REQUIRED TASK:
Work out how many lines in the entries contain the string "this", and give nothing but that number.
— begin AVAILABLE RECORDS —
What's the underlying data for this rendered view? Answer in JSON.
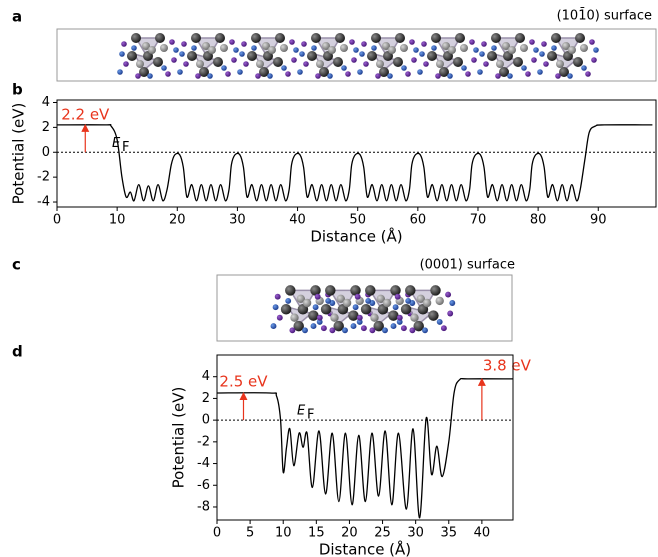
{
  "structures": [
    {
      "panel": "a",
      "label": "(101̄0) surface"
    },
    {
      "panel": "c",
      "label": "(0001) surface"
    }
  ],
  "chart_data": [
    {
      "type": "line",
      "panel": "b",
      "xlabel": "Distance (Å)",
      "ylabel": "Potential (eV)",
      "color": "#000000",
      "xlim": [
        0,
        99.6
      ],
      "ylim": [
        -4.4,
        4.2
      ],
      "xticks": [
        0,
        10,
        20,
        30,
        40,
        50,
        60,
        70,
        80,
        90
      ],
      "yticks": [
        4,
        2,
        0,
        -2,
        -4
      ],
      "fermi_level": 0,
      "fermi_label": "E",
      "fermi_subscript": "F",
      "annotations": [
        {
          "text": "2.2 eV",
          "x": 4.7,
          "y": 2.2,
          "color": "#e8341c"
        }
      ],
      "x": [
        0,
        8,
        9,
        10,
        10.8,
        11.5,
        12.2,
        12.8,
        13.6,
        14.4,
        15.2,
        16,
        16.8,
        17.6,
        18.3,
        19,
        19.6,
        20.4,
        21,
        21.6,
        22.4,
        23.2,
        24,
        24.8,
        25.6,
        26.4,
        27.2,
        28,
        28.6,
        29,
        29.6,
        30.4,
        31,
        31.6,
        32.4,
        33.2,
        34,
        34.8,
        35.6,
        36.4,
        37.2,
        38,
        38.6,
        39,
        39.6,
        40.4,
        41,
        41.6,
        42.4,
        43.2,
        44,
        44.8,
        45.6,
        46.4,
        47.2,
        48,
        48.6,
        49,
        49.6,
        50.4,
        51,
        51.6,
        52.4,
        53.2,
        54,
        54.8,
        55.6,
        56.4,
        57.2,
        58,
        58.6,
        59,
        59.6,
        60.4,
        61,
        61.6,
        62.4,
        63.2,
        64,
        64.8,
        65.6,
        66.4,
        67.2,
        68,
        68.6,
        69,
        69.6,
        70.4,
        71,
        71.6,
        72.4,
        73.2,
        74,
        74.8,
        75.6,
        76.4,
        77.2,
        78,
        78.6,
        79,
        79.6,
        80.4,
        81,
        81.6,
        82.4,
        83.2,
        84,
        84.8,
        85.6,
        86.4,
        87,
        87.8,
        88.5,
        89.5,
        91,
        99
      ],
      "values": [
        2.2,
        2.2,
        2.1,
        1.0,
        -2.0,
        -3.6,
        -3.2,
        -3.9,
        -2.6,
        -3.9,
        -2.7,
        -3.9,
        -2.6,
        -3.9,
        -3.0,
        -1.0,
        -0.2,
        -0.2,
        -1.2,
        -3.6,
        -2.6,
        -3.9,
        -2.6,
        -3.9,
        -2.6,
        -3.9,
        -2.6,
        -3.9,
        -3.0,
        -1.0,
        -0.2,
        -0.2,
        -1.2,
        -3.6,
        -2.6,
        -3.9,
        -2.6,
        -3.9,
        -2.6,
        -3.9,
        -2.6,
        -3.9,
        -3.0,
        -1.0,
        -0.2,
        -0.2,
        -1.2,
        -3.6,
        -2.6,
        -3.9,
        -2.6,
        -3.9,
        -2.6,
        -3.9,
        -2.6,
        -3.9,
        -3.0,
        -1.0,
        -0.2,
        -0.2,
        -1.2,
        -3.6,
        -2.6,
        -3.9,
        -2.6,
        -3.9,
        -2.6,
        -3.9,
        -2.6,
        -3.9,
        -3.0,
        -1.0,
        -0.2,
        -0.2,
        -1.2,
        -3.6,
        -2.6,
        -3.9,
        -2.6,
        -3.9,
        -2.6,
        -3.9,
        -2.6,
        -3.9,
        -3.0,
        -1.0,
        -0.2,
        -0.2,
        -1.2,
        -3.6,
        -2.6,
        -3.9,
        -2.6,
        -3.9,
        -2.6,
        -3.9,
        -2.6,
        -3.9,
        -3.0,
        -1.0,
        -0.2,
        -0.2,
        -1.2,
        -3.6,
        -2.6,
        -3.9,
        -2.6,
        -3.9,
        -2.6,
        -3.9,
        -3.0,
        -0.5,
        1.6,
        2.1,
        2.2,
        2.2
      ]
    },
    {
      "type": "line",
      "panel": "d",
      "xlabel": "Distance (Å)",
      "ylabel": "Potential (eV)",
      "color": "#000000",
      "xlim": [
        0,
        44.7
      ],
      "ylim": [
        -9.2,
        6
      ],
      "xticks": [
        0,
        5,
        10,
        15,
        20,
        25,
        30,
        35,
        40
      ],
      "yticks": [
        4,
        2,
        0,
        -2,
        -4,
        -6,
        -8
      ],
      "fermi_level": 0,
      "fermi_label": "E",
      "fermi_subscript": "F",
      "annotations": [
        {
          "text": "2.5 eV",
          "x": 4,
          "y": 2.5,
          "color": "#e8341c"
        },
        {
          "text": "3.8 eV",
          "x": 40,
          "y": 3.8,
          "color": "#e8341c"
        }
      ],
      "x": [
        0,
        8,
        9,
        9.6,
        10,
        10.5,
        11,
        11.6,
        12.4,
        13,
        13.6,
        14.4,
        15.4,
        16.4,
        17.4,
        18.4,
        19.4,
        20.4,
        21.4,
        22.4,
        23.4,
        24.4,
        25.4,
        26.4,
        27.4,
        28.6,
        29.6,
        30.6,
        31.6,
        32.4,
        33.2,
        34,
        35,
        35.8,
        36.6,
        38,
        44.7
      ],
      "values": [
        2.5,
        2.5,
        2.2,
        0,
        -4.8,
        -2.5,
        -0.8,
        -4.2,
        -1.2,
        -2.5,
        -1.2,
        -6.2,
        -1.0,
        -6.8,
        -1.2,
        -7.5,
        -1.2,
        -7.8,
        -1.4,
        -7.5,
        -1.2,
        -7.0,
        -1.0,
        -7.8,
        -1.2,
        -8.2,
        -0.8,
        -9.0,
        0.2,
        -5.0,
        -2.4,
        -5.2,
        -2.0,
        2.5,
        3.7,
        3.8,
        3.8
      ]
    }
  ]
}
— end AVAILABLE RECORDS —
— begin AVAILABLE RECORDS —
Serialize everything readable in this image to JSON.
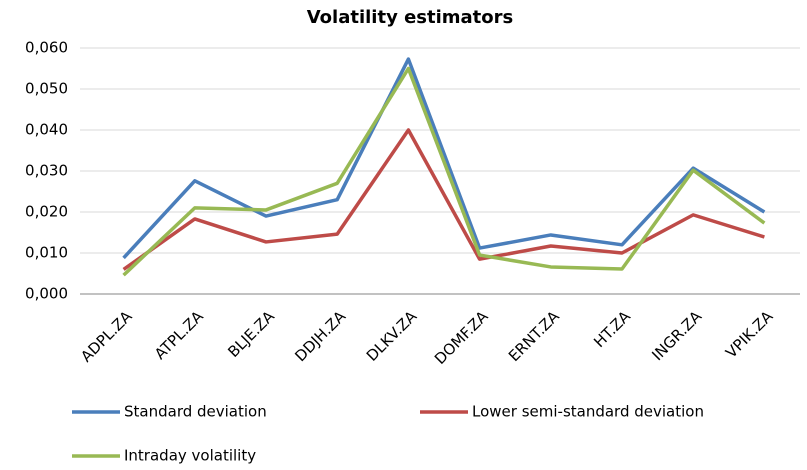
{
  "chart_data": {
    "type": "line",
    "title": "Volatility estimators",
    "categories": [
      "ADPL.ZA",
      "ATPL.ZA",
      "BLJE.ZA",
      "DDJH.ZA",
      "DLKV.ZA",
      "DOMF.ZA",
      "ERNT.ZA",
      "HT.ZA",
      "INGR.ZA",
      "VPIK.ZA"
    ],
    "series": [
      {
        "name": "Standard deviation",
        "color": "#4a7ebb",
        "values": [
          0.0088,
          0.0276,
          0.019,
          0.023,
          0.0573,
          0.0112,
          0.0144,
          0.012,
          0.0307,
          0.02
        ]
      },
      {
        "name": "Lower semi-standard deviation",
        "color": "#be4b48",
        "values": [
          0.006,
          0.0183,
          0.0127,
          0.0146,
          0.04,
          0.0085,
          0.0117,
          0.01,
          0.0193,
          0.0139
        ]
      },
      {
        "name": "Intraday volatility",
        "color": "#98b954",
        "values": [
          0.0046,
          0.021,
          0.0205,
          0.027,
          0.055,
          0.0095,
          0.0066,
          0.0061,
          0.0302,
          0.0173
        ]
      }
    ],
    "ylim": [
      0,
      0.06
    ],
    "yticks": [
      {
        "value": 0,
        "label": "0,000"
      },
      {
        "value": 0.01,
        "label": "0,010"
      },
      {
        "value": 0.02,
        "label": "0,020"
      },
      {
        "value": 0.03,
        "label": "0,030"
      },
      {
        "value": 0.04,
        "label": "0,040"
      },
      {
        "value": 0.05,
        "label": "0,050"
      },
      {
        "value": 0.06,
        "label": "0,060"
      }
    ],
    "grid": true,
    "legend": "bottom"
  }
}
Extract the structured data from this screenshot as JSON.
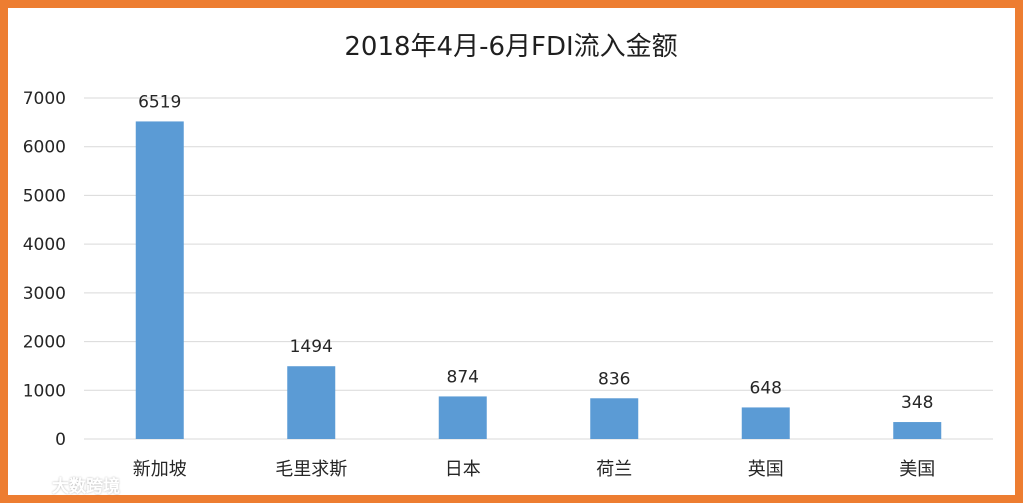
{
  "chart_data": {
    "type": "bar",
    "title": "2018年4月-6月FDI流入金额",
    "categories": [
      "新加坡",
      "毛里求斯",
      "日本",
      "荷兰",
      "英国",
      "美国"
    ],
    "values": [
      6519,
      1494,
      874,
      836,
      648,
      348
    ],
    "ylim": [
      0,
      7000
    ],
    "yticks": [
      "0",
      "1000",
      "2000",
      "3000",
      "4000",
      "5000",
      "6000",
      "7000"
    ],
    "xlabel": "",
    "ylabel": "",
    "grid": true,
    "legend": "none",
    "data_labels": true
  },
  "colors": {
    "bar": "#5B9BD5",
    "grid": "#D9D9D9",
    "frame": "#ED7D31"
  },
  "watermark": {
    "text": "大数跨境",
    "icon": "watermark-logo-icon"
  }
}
— end AVAILABLE RECORDS —
TASK ANSWER:
3